Set down the material below in full, matching it exactly.

Collected data
^^^^

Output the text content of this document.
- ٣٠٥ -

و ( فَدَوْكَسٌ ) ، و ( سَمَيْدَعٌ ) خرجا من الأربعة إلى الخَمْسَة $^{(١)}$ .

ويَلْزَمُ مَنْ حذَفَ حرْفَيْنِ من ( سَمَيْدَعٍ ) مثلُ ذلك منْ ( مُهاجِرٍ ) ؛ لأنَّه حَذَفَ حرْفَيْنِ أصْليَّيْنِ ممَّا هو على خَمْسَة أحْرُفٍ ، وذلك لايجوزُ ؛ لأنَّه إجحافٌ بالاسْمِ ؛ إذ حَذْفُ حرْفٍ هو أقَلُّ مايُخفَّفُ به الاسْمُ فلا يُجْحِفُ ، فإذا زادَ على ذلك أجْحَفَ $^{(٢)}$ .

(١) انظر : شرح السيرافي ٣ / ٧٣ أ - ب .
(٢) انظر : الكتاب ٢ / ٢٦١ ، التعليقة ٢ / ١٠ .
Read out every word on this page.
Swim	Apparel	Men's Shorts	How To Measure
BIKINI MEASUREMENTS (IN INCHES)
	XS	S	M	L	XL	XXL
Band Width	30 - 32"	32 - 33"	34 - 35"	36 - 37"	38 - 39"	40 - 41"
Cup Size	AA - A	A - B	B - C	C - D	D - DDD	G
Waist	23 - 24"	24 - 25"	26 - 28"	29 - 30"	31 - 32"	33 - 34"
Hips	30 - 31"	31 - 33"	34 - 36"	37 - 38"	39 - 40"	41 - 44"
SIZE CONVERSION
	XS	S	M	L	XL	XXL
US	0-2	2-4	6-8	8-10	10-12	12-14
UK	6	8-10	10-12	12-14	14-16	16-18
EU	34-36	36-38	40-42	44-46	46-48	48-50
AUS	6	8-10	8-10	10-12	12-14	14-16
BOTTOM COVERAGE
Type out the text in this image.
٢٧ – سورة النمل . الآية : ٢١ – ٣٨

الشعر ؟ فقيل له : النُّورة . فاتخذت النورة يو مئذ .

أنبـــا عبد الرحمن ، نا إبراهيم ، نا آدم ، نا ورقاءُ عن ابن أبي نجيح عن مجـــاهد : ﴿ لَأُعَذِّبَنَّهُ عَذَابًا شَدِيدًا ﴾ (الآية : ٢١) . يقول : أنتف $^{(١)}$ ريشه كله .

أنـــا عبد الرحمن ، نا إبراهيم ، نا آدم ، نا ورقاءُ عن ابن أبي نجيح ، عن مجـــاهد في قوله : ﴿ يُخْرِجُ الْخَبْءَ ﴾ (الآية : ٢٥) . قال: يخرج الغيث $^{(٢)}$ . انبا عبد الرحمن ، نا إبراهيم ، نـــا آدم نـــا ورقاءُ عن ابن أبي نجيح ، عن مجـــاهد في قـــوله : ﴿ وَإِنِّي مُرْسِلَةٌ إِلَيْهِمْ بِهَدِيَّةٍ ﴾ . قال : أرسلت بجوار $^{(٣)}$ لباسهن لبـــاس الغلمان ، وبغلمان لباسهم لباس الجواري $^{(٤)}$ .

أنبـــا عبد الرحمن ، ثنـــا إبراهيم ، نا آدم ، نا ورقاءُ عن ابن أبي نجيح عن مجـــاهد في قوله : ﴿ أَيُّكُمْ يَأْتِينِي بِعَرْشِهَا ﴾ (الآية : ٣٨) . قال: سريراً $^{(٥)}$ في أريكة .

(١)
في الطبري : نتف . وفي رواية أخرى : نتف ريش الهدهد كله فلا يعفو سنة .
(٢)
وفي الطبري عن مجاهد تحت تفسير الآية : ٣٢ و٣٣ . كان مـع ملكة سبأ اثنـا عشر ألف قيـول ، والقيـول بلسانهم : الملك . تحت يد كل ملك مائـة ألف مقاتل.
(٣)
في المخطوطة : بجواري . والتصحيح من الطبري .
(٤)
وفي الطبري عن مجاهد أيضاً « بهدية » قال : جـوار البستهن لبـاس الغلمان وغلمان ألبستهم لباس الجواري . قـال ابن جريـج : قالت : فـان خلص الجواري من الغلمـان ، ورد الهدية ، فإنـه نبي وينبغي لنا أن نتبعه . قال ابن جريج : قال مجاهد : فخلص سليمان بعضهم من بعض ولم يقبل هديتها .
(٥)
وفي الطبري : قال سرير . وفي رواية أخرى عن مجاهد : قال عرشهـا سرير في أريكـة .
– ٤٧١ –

^^^^

Output of the task:
Output the text content of this document.
- ٣٠٥ -

و ( فَدَوْكَسٌ ) ، و ( سَمَيْدَعٌ ) خرجا من الأربعة إلى الخَمْسَة $^{(١)}$ .

ويَلْزَمُ مَنْ حذَفَ حرْفَيْنِ من ( سَمَيْدَعٍ ) مثلُ ذلك منْ ( مُهاجِرٍ ) ؛ لأنَّه حَذَفَ حرْفَيْنِ أصْليَّيْنِ ممَّا هو على خَمْسَة أحْرُفٍ ، وذلك لايجوزُ ؛ لأنَّه إجحافٌ بالاسْمِ ؛ إذ حَذْفُ حرْفٍ هو أقَلُّ مايُخفَّفُ به الاسْمُ فلا يُجْحِفُ ، فإذا زادَ على ذلك أجْحَفَ $^{(٢)}$ .

(١) انظر : شرح السيرافي ٣ / ٧٣ أ - ب .
(٢) انظر : الكتاب ٢ / ٢٦١ ، التعليقة ٢ / ١٠ .
Read out every word on this page.
Swim	Apparel	Men's Shorts	How To Measure
BIKINI MEASUREMENTS (IN INCHES)
	XS	S	M	L	XL	XXL
Band Width	30 - 32"	32 - 33"	34 - 35"	36 - 37"	38 - 39"	40 - 41"
Cup Size	AA - A	A - B	B - C	C - D	D - DDD	G
Waist	23 - 24"	24 - 25"	26 - 28"	29 - 30"	31 - 32"	33 - 34"
Hips	30 - 31"	31 - 33"	34 - 36"	37 - 38"	39 - 40"	41 - 44"
SIZE CONVERSION
	XS	S	M	L	XL	XXL
US	0-2	2-4	6-8	8-10	10-12	12-14
UK	6	8-10	10-12	12-14	14-16	16-18
EU	34-36	36-38	40-42	44-46	46-48	48-50
AUS	6	8-10	8-10	10-12	12-14	14-16
BOTTOM COVERAGE
Type out the text in this image.
٢٧ – سورة النمل . الآية : ٢١ – ٣٨

الشعر ؟ فقيل له : النُّورة . فاتخذت النورة يو مئذ .

أنبـــا عبد الرحمن ، نا إبراهيم ، نا آدم ، نا ورقاءُ عن ابن أبي نجيح عن مجـــاهد : ﴿ لَأُعَذِّبَنَّهُ عَذَابًا شَدِيدًا ﴾ (الآية : ٢١) . يقول : أنتف $^{(١)}$ ريشه كله .

أنـــا عبد الرحمن ، نا إبراهيم ، نا آدم ، نا ورقاءُ عن ابن أبي نجيح ، عن مجـــاهد في قوله : ﴿ يُخْرِجُ الْخَبْءَ ﴾ (الآية : ٢٥) . قال: يخرج الغيث $^{(٢)}$ . انبا عبد الرحمن ، نا إبراهيم ، نـــا آدم نـــا ورقاءُ عن ابن أبي نجيح ، عن مجـــاهد في قـــوله : ﴿ وَإِنِّي مُرْسِلَةٌ إِلَيْهِمْ بِهَدِيَّةٍ ﴾ . قال : أرسلت بجوار $^{(٣)}$ لباسهن لبـــاس الغلمان ، وبغلمان لباسهم لباس الجواري $^{(٤)}$ .

أنبـــا عبد الرحمن ، ثنـــا إبراهيم ، نا آدم ، نا ورقاءُ عن ابن أبي نجيح عن مجـــاهد في قوله : ﴿ أَيُّكُمْ يَأْتِينِي بِعَرْشِهَا ﴾ (الآية : ٣٨) . قال: سريراً $^{(٥)}$ في أريكة .

(١)
في الطبري : نتف . وفي رواية أخرى : نتف ريش الهدهد كله فلا يعفو سنة .
(٢)
وفي الطبري عن مجاهد تحت تفسير الآية : ٣٢ و٣٣ . كان مـع ملكة سبأ اثنـا عشر ألف قيـول ، والقيـول بلسانهم : الملك . تحت يد كل ملك مائـة ألف مقاتل.
(٣)
في المخطوطة : بجواري . والتصحيح من الطبري .
(٤)
وفي الطبري عن مجاهد أيضاً « بهدية » قال : جـوار البستهن لبـاس الغلمان وغلمان ألبستهم لباس الجواري . قـال ابن جريـج : قالت : فـان خلص الجواري من الغلمـان ، ورد الهدية ، فإنـه نبي وينبغي لنا أن نتبعه . قال ابن جريج : قال مجاهد : فخلص سليمان بعضهم من بعض ولم يقبل هديتها .
(٥)
وفي الطبري : قال سرير . وفي رواية أخرى عن مجاهد : قال عرشهـا سرير في أريكـة .
– ٤٧١ –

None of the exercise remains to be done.